[Stored data]
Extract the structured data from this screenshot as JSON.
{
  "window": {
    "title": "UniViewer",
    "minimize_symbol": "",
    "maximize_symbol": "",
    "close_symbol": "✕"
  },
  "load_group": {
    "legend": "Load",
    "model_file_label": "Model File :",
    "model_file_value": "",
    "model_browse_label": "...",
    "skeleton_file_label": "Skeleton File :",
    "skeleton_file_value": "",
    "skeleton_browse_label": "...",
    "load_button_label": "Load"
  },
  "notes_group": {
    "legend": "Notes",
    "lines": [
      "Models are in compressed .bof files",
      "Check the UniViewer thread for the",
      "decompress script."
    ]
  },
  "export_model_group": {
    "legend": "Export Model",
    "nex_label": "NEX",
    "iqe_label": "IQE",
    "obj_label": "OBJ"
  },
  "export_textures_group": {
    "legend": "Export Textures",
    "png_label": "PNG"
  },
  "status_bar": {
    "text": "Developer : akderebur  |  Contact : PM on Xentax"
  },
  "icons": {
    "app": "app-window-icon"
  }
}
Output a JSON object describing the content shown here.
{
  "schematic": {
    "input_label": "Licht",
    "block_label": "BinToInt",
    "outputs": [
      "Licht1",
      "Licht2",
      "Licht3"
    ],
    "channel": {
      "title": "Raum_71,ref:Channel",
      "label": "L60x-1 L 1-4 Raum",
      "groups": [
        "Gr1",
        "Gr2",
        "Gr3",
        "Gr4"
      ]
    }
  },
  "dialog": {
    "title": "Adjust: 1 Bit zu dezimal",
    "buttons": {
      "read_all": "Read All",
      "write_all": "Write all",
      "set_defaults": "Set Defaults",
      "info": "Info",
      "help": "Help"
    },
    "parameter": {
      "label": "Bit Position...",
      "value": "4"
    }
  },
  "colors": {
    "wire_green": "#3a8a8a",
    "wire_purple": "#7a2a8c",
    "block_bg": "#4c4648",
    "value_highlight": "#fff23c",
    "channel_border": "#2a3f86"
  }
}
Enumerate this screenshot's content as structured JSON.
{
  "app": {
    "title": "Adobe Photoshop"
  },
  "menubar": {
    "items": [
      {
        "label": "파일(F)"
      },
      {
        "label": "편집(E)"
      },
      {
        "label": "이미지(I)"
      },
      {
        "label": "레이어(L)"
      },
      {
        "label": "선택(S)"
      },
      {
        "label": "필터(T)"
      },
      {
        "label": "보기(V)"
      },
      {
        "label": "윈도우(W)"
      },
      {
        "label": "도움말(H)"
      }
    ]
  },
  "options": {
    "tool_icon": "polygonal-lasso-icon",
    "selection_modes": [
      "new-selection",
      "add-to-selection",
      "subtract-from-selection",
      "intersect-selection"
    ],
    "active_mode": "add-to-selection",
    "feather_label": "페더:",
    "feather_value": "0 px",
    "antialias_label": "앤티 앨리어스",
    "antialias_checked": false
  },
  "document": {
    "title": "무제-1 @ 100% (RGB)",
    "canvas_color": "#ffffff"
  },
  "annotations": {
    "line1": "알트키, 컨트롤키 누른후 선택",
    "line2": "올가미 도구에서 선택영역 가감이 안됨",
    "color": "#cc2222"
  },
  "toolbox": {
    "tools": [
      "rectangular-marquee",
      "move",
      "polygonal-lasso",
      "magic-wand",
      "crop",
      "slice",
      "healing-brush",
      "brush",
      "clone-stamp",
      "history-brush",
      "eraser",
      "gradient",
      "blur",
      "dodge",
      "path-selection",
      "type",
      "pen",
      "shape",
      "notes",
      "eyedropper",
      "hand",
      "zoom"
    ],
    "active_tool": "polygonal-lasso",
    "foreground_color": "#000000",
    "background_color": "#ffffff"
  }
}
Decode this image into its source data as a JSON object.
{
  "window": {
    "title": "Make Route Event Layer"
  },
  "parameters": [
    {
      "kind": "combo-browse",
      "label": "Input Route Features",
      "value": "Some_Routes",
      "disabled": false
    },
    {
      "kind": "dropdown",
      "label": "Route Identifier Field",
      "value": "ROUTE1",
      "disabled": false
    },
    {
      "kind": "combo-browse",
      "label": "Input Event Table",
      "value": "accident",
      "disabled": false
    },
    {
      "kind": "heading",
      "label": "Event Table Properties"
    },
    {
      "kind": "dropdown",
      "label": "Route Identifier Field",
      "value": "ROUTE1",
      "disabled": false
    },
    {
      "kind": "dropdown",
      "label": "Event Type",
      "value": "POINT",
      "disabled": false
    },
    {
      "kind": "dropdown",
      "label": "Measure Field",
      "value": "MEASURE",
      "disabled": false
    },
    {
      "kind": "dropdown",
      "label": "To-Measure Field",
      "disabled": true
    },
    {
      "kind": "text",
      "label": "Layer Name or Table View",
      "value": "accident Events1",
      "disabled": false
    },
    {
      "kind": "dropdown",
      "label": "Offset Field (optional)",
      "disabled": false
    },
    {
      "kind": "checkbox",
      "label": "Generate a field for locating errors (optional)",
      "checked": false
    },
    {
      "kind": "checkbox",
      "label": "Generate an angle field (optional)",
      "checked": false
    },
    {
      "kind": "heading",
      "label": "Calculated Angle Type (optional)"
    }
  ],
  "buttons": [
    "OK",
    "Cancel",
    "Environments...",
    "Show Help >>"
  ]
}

- Directions: Copy all lines from the entries that contain the word "JSON".

- Result of this exercise:
Extract the structured data from this screenshot as JSON.
Output a JSON object describing the content shown here.
Enumerate this screenshot's content as structured JSON.
Decode this image into its source data as a JSON object.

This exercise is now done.